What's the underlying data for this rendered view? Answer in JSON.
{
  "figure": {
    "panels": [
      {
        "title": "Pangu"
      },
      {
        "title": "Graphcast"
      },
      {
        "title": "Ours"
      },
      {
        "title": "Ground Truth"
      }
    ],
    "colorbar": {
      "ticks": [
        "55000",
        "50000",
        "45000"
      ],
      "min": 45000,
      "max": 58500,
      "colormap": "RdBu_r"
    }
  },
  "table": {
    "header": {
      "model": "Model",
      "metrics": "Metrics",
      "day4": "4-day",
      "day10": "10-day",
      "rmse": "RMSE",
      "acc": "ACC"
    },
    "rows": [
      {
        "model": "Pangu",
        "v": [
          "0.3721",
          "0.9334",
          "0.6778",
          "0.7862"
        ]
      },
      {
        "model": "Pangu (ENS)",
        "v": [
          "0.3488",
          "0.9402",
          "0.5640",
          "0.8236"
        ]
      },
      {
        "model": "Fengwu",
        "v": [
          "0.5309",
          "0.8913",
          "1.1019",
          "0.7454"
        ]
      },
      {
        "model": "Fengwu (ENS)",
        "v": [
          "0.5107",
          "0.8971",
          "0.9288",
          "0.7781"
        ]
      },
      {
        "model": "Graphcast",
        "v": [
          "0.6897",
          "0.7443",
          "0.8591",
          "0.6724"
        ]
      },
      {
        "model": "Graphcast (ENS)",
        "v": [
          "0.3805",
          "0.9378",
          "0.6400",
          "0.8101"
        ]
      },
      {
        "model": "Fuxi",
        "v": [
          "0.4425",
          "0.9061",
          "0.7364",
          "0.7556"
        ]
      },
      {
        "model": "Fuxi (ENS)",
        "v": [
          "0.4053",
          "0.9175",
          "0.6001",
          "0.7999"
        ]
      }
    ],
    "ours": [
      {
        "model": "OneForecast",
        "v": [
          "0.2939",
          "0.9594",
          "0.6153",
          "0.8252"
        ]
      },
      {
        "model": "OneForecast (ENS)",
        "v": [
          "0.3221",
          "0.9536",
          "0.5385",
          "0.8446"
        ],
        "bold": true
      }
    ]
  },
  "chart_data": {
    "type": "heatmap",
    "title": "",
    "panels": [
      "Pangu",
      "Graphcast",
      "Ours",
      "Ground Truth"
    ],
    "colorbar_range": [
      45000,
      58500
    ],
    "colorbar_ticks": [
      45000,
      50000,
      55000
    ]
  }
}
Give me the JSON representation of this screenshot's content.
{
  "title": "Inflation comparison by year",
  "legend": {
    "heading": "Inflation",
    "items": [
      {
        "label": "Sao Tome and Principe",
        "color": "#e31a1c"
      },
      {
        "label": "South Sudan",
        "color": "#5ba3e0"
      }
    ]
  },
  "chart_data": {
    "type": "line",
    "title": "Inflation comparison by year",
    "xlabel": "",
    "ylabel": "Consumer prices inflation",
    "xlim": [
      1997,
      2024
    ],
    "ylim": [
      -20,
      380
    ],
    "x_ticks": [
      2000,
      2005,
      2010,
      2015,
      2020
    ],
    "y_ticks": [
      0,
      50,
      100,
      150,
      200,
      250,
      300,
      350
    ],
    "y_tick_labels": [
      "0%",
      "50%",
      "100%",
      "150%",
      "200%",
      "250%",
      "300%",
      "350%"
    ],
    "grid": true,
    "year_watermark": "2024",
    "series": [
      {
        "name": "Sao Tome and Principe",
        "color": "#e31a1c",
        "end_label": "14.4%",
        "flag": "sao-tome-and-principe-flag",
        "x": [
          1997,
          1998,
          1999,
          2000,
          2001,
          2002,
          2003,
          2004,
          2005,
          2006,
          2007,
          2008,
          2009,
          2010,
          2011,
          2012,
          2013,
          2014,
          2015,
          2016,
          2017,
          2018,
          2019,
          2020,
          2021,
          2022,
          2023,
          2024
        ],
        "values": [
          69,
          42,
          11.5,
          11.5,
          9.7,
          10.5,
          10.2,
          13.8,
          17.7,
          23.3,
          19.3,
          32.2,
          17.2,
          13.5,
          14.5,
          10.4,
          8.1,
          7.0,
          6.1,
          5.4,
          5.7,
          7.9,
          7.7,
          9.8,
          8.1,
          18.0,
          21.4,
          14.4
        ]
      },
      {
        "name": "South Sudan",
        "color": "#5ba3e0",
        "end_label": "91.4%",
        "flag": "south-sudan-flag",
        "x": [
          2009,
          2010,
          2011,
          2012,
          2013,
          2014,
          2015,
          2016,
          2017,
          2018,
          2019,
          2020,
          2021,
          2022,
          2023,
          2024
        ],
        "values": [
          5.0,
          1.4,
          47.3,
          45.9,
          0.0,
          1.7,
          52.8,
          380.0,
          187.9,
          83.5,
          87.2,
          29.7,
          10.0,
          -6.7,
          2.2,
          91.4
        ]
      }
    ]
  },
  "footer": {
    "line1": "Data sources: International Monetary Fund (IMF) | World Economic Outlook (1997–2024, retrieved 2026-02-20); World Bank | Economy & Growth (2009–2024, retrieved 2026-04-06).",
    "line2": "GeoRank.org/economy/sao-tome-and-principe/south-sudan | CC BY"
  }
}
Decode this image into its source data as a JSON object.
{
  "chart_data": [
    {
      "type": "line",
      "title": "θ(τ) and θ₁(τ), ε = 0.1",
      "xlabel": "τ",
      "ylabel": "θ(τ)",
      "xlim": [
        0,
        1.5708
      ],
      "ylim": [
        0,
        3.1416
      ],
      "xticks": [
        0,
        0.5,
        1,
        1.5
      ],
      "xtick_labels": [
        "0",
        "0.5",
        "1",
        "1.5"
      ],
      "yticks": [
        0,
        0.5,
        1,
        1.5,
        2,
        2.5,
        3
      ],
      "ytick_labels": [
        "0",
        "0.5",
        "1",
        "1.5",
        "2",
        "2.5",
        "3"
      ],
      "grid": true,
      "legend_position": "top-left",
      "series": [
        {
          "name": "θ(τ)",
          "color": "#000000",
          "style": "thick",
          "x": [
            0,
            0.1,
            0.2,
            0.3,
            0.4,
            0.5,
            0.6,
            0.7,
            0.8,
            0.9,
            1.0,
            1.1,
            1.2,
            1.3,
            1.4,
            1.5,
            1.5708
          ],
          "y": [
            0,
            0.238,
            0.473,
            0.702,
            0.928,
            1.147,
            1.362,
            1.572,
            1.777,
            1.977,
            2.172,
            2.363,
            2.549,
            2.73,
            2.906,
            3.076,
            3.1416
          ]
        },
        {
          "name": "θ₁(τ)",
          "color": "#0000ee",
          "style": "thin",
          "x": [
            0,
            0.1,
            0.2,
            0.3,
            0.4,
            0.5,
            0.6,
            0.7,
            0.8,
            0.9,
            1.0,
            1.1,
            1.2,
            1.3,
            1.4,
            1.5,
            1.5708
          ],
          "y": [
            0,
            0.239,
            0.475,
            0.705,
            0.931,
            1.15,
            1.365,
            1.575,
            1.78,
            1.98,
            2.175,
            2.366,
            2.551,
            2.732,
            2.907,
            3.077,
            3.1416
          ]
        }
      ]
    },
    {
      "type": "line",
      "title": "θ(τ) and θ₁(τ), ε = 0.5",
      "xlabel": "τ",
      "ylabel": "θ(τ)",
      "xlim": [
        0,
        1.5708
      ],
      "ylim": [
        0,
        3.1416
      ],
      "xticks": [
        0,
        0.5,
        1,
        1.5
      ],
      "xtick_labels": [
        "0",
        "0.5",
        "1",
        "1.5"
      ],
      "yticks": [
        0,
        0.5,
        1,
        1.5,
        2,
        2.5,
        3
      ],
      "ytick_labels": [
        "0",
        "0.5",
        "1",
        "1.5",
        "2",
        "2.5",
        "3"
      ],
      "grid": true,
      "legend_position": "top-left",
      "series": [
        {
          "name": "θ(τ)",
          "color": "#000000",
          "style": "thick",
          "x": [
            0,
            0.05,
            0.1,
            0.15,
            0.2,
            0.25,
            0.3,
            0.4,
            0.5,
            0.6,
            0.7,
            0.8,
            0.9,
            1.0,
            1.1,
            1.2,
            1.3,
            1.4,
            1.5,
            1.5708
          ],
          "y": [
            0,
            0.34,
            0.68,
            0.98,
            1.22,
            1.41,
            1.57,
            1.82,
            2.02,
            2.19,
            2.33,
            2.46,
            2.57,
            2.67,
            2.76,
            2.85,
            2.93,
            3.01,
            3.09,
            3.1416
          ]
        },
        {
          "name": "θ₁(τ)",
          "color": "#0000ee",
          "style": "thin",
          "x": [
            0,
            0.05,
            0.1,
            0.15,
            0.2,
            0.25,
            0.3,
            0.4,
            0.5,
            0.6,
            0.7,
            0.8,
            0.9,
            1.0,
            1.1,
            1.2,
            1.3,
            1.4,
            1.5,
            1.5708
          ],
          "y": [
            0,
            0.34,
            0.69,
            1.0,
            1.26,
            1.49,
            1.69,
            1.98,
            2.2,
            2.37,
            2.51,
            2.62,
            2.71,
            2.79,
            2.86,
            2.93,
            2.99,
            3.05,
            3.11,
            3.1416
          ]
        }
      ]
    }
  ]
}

--------------------------------------------------

SHORT TASK:
From the entries above, copy every line where the word "JSON" shows up.

TASK RESPONSE:
What's the underlying data for this rendered view? Answer in JSON.
Give me the JSON representation of this screenshot's content.
Decode this image into its source data as a JSON object.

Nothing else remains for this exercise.